## DATA ROWS
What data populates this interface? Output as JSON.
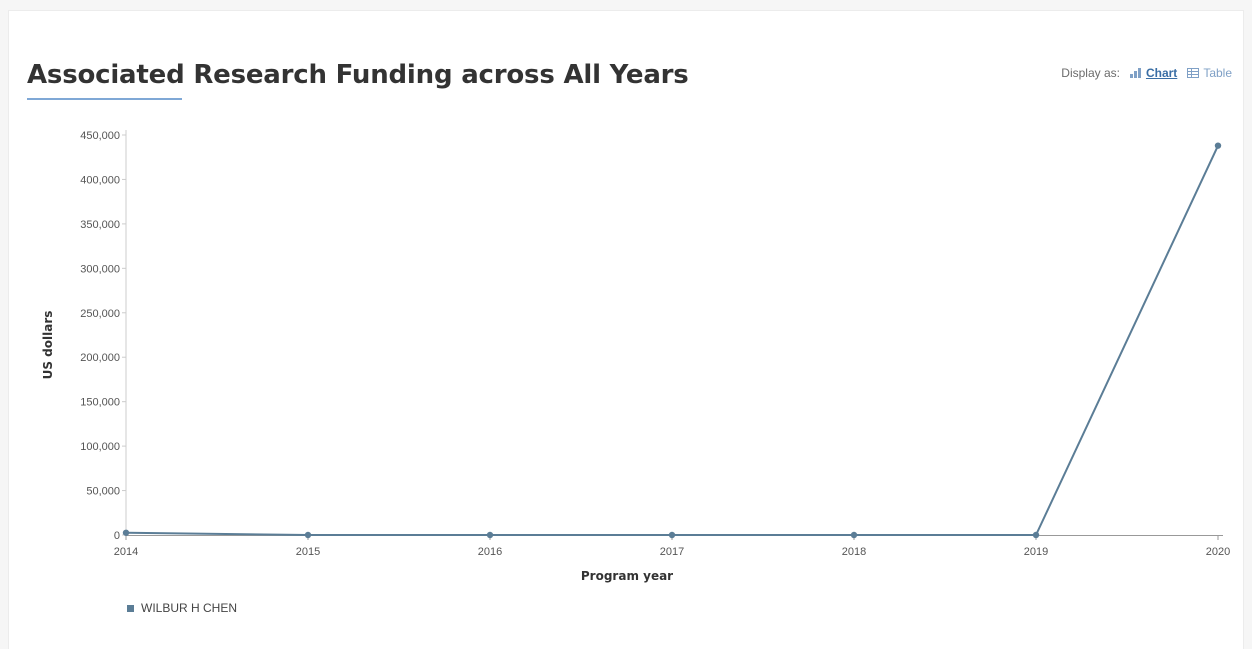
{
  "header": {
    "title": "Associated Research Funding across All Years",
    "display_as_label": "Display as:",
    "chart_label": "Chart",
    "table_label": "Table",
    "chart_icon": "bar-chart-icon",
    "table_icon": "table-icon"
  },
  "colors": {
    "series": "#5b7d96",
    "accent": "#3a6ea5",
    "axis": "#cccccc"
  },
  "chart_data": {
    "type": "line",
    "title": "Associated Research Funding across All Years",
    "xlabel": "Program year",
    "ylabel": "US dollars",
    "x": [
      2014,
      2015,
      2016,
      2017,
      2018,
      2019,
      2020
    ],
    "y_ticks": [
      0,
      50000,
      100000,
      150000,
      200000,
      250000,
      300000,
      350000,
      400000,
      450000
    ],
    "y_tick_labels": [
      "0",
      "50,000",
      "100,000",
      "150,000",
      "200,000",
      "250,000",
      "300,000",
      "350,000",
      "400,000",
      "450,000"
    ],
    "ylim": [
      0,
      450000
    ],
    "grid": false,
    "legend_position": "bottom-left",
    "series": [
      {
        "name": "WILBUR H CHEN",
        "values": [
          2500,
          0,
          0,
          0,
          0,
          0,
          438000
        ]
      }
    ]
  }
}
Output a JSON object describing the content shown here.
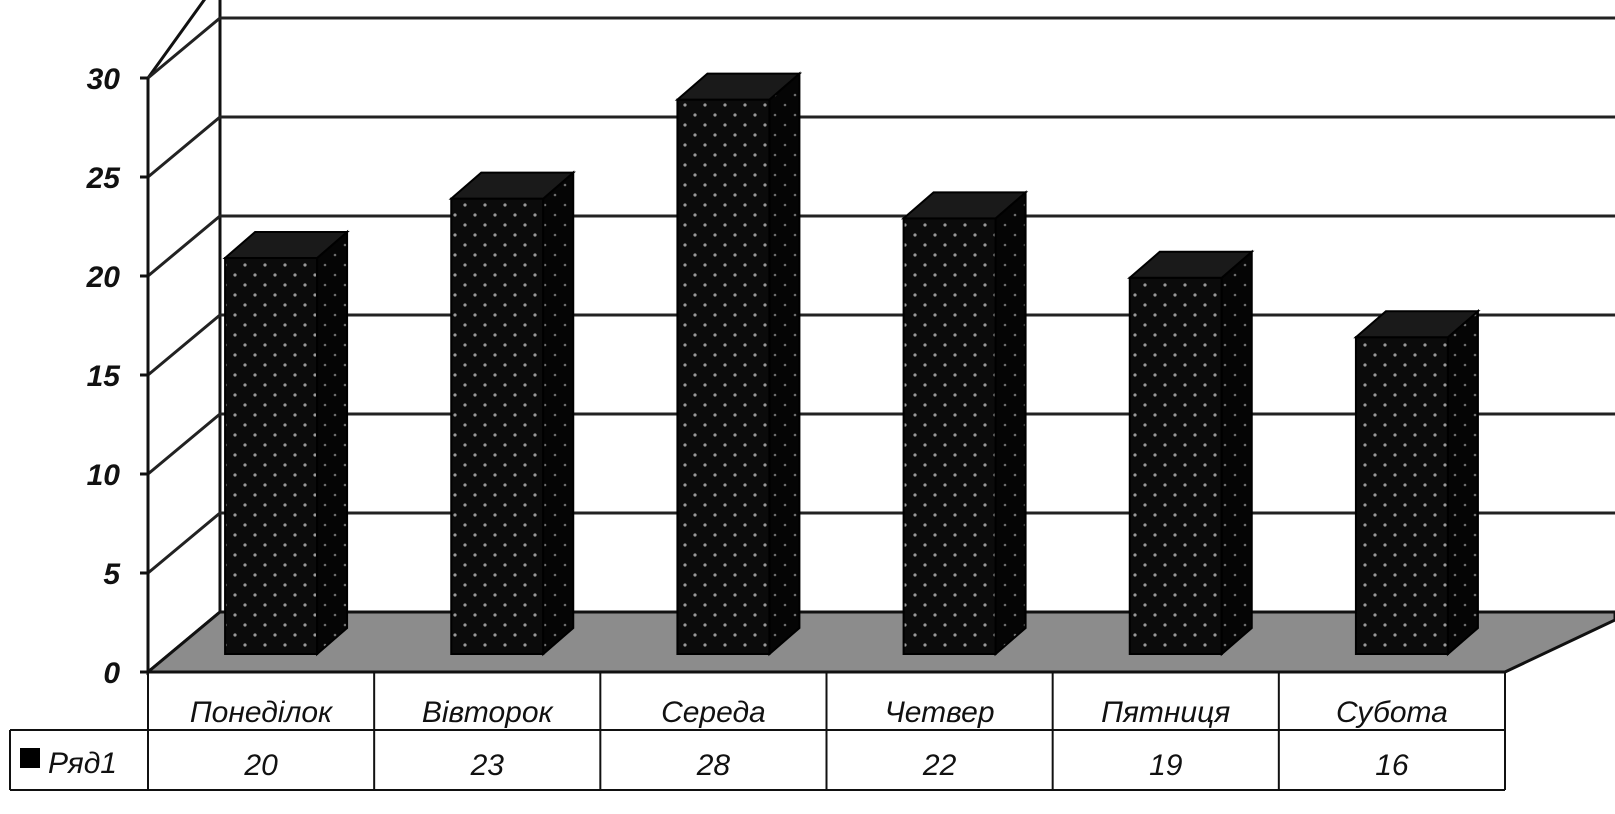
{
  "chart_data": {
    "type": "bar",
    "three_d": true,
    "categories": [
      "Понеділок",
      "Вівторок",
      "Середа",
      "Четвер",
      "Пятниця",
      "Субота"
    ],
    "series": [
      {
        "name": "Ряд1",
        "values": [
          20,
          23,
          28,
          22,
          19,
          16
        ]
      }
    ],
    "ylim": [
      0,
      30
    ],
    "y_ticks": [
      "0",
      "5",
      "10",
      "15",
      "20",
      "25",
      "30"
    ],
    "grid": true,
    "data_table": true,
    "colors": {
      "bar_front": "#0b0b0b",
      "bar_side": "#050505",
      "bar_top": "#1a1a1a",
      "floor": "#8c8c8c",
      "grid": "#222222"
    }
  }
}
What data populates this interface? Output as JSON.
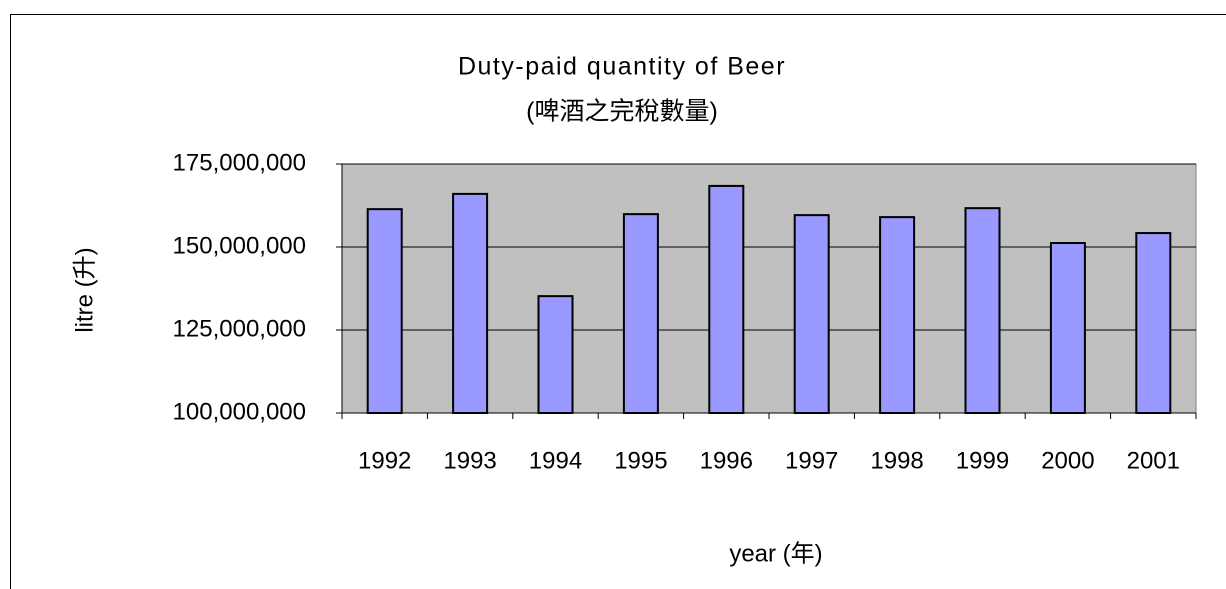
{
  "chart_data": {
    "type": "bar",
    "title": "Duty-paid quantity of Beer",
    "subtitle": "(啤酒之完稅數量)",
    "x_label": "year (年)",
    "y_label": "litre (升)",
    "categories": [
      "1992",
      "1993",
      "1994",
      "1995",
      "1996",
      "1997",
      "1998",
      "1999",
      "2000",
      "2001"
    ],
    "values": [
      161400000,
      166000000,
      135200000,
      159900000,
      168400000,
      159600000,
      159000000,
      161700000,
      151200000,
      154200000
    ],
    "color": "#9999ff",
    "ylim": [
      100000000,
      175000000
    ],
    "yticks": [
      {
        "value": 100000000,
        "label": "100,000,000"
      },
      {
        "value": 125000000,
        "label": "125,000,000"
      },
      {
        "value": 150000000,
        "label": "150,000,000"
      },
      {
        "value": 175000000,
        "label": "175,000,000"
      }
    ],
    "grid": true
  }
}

## TASK
Set every line down exactly as written, leaving each picture out.

## FINISHED TASK
What data populates this interface? Output as JSON.
{
  "header": {
    "title": "Associated Research Funding across All Years",
    "display_as_label": "Display as:",
    "chart_label": "Chart",
    "table_label": "Table",
    "chart_icon": "bar-chart-icon",
    "table_icon": "table-icon"
  },
  "colors": {
    "series": "#5b7d96",
    "accent": "#3a6ea5",
    "axis": "#cccccc"
  },
  "chart_data": {
    "type": "line",
    "title": "Associated Research Funding across All Years",
    "xlabel": "Program year",
    "ylabel": "US dollars",
    "x": [
      2014,
      2015,
      2016,
      2017,
      2018,
      2019,
      2020
    ],
    "y_ticks": [
      0,
      50000,
      100000,
      150000,
      200000,
      250000,
      300000,
      350000,
      400000,
      450000
    ],
    "y_tick_labels": [
      "0",
      "50,000",
      "100,000",
      "150,000",
      "200,000",
      "250,000",
      "300,000",
      "350,000",
      "400,000",
      "450,000"
    ],
    "ylim": [
      0,
      450000
    ],
    "grid": false,
    "legend_position": "bottom-left",
    "series": [
      {
        "name": "WILBUR H CHEN",
        "values": [
          2500,
          0,
          0,
          0,
          0,
          0,
          438000
        ]
      }
    ]
  }
}
Output a JSON object describing the content shown here.
{
  "chart_data": {
    "type": "bar",
    "three_d": true,
    "categories": [
      "Понеділок",
      "Вівторок",
      "Середа",
      "Четвер",
      "Пятниця",
      "Субота"
    ],
    "series": [
      {
        "name": "Ряд1",
        "values": [
          20,
          23,
          28,
          22,
          19,
          16
        ]
      }
    ],
    "ylim": [
      0,
      30
    ],
    "y_ticks": [
      "0",
      "5",
      "10",
      "15",
      "20",
      "25",
      "30"
    ],
    "grid": true,
    "data_table": true,
    "colors": {
      "bar_front": "#0b0b0b",
      "bar_side": "#050505",
      "bar_top": "#1a1a1a",
      "floor": "#8c8c8c",
      "grid": "#222222"
    }
  }
}
What data populates this interface? Output as JSON.
{
  "chart_data": {
    "type": "bar",
    "title": "Duty-paid quantity of Beer",
    "subtitle": "(啤酒之完稅數量)",
    "x_label": "year (年)",
    "y_label": "litre (升)",
    "categories": [
      "1992",
      "1993",
      "1994",
      "1995",
      "1996",
      "1997",
      "1998",
      "1999",
      "2000",
      "2001"
    ],
    "values": [
      161400000,
      166000000,
      135200000,
      159900000,
      168400000,
      159600000,
      159000000,
      161700000,
      151200000,
      154200000
    ],
    "color": "#9999ff",
    "ylim": [
      100000000,
      175000000
    ],
    "yticks": [
      {
        "value": 100000000,
        "label": "100,000,000"
      },
      {
        "value": 125000000,
        "label": "125,000,000"
      },
      {
        "value": 150000000,
        "label": "150,000,000"
      },
      {
        "value": 175000000,
        "label": "175,000,000"
      }
    ],
    "grid": true
  }
}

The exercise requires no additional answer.